Copy out each line of the data that holds the word "number".

• Recorded information:
────────────────────────────────────────
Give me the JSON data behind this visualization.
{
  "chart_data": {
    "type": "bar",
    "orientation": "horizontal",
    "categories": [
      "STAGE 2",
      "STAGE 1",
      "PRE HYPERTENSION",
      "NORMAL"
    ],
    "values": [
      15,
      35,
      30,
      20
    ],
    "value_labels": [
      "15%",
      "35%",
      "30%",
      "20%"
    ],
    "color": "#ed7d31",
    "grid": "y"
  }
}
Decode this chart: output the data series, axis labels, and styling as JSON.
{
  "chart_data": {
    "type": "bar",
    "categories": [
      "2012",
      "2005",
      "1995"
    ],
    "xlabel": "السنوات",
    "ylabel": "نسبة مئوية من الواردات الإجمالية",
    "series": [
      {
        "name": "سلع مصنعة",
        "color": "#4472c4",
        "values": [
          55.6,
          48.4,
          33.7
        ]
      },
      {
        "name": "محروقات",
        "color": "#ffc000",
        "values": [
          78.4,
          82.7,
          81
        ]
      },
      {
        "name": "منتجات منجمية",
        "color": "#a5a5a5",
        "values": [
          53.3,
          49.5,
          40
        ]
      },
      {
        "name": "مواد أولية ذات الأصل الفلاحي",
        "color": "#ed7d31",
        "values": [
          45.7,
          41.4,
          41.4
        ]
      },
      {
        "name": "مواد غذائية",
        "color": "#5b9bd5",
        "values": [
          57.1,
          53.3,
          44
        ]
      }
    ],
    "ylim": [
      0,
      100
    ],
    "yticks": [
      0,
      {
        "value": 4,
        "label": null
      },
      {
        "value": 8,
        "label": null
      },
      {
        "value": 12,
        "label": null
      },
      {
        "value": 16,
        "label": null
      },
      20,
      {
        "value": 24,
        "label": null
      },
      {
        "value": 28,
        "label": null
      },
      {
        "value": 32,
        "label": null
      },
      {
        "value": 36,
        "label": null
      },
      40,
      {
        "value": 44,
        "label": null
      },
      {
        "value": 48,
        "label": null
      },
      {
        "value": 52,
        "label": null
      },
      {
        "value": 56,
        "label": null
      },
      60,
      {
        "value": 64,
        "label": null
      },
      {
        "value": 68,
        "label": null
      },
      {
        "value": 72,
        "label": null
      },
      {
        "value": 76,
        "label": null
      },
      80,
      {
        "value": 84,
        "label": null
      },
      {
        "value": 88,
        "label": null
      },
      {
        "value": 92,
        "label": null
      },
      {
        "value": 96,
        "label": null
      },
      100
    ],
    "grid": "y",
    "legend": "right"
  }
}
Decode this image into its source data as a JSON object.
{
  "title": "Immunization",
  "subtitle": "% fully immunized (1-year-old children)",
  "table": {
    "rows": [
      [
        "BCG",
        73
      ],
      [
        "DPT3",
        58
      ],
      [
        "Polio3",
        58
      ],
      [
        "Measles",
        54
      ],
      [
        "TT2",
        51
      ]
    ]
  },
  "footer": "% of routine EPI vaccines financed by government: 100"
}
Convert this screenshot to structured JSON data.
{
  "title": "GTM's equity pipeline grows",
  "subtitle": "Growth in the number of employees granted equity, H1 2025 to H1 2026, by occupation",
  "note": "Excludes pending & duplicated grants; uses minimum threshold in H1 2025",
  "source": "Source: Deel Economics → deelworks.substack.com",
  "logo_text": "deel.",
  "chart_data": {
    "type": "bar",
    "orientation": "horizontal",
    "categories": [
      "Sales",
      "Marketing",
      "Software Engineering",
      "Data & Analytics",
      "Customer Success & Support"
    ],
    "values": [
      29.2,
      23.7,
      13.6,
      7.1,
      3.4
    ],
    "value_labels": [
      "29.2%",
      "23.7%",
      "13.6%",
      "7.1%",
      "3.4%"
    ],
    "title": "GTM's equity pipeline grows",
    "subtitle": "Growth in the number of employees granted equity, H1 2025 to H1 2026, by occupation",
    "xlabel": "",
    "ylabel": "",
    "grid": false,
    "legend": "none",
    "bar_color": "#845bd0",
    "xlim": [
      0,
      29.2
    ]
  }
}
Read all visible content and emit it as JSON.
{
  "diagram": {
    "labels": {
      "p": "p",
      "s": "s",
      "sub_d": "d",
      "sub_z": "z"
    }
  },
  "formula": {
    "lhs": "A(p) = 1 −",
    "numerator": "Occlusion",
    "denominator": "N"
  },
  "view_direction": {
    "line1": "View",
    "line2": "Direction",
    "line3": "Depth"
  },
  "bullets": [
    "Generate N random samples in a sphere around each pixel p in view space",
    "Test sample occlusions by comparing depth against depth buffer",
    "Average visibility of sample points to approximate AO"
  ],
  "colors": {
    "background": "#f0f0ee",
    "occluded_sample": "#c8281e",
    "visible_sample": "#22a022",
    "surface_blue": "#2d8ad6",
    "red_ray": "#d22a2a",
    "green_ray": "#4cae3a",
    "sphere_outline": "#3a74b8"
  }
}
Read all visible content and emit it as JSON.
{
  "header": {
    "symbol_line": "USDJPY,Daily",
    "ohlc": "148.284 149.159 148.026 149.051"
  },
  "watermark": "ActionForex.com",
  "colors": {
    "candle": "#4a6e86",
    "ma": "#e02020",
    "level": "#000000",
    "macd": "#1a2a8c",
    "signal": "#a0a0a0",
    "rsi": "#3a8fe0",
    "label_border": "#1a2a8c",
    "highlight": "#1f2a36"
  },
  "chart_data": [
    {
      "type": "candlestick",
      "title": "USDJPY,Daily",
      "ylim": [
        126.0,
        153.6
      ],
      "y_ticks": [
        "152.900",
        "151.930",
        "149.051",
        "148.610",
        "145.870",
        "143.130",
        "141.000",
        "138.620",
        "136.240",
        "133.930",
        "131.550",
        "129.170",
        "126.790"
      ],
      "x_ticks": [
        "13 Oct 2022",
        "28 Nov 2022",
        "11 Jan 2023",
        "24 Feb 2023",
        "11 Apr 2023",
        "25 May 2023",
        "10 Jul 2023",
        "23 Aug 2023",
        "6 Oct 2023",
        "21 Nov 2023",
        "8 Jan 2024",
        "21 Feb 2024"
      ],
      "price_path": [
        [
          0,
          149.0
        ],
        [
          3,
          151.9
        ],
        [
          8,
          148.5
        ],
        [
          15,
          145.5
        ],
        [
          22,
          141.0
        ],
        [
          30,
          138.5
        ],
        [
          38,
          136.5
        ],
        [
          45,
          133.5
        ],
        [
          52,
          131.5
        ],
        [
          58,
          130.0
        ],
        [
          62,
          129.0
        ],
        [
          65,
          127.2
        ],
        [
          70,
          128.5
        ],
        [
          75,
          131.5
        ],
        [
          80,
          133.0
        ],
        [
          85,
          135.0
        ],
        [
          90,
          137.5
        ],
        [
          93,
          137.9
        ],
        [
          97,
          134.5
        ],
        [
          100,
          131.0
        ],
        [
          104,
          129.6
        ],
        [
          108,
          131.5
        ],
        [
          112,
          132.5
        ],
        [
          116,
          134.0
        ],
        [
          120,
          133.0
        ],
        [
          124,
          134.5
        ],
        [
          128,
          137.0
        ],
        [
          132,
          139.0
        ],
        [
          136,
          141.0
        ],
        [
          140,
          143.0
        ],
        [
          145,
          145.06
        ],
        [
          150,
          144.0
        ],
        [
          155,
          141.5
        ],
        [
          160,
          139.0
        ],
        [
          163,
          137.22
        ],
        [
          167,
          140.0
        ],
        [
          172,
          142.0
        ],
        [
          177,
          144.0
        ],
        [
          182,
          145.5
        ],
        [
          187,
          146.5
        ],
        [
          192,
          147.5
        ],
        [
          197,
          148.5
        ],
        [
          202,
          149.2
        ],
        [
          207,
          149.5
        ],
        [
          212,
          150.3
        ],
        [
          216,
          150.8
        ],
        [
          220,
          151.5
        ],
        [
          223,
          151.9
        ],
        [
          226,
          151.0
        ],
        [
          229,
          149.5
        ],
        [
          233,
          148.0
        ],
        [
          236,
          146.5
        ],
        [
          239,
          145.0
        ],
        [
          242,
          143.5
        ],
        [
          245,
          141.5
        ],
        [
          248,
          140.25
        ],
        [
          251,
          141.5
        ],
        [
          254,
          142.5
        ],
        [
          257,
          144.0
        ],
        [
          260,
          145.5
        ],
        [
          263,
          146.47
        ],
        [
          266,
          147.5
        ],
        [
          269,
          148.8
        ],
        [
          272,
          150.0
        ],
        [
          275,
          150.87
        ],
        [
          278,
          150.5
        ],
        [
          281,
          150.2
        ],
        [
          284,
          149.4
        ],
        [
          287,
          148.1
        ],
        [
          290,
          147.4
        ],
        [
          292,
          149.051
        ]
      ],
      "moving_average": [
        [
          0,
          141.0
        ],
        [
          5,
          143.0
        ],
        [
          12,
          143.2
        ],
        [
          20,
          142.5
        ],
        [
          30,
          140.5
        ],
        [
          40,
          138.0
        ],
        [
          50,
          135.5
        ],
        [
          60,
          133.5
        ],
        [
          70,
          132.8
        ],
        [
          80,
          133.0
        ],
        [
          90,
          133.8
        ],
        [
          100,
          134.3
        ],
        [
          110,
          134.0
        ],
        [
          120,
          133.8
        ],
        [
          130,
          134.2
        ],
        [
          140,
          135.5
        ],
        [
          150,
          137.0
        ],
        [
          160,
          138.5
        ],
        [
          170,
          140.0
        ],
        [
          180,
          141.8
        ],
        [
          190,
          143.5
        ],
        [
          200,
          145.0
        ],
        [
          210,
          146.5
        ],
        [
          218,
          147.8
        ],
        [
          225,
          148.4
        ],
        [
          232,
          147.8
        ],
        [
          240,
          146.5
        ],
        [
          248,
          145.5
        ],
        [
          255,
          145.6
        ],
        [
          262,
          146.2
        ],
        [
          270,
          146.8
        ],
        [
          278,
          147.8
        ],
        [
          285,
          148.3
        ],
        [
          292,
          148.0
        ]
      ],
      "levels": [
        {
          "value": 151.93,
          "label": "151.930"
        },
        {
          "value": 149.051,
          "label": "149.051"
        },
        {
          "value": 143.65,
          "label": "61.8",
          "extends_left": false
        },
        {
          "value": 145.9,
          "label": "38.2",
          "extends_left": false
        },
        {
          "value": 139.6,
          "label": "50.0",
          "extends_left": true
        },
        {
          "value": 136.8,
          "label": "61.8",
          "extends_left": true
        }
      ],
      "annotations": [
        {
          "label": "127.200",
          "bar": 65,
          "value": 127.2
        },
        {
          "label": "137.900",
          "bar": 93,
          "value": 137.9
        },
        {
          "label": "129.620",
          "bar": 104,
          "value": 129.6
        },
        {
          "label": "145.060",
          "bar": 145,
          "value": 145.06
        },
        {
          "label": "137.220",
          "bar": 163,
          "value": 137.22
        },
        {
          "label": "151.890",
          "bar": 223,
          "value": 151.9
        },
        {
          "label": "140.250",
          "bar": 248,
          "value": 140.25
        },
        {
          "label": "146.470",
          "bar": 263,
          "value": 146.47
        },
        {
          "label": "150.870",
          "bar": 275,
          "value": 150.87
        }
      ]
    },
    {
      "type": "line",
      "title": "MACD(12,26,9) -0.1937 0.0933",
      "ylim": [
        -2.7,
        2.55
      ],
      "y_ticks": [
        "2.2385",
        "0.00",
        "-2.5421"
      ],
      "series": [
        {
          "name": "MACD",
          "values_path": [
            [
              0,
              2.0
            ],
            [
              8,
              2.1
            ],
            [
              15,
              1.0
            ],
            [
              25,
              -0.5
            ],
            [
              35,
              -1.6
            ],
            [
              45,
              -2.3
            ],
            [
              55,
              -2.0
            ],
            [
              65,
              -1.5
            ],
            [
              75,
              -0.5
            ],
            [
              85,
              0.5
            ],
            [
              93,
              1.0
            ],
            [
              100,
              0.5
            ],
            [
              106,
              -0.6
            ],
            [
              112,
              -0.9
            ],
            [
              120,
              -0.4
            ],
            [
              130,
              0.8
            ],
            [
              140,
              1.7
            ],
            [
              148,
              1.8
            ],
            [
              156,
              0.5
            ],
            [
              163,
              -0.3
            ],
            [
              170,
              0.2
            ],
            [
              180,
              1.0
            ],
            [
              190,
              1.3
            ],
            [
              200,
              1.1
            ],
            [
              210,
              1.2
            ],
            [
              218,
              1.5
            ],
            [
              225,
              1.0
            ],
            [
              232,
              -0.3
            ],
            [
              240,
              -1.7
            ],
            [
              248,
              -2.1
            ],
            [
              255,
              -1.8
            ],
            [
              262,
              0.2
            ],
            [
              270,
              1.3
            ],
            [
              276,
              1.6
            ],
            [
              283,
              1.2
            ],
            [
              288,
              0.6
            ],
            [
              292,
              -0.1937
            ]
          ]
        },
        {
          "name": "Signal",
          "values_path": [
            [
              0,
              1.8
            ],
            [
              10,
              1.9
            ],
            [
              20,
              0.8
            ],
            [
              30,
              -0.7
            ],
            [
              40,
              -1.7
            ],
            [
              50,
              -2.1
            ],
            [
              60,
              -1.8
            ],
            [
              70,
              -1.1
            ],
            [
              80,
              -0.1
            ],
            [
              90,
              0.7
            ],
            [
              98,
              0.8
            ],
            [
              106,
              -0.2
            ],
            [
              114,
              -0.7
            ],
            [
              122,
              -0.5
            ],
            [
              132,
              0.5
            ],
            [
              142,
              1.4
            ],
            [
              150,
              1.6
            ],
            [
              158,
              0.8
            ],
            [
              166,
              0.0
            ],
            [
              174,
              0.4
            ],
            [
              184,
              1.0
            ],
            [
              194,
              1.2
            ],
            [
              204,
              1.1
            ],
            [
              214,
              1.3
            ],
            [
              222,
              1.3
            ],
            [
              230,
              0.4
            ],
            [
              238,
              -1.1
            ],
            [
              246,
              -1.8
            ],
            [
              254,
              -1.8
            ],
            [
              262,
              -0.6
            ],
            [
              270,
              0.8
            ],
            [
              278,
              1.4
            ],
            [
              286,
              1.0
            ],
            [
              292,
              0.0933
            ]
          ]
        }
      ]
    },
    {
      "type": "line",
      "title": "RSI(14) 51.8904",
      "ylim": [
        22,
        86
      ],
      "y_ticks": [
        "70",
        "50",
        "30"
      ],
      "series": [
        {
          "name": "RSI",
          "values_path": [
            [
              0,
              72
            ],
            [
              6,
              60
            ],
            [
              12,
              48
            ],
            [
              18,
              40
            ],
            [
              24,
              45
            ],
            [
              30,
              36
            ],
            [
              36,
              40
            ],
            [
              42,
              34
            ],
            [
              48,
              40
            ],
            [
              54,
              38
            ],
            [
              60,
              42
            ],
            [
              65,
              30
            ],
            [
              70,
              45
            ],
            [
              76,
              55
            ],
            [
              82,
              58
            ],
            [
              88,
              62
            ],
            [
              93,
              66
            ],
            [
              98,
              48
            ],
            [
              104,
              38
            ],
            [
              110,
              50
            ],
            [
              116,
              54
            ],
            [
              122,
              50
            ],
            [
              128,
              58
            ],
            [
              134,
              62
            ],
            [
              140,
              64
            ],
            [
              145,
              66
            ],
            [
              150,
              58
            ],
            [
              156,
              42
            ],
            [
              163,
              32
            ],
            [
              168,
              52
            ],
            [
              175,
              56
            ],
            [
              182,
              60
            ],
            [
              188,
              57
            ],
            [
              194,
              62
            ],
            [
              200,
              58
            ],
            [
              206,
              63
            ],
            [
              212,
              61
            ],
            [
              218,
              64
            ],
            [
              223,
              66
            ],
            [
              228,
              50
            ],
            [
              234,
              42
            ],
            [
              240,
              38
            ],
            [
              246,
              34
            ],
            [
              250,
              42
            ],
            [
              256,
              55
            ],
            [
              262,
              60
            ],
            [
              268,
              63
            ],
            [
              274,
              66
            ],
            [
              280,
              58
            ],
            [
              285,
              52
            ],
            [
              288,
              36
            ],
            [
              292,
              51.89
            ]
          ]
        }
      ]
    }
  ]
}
────────────────────────────────────────
• Task answer:
  "subtitle": "Growth in the number of employees granted equity, H1 2025 to H1 2026, by occupation",
    "subtitle": "Growth in the number of employees granted equity, H1 2025 to H1 2026, by occupation",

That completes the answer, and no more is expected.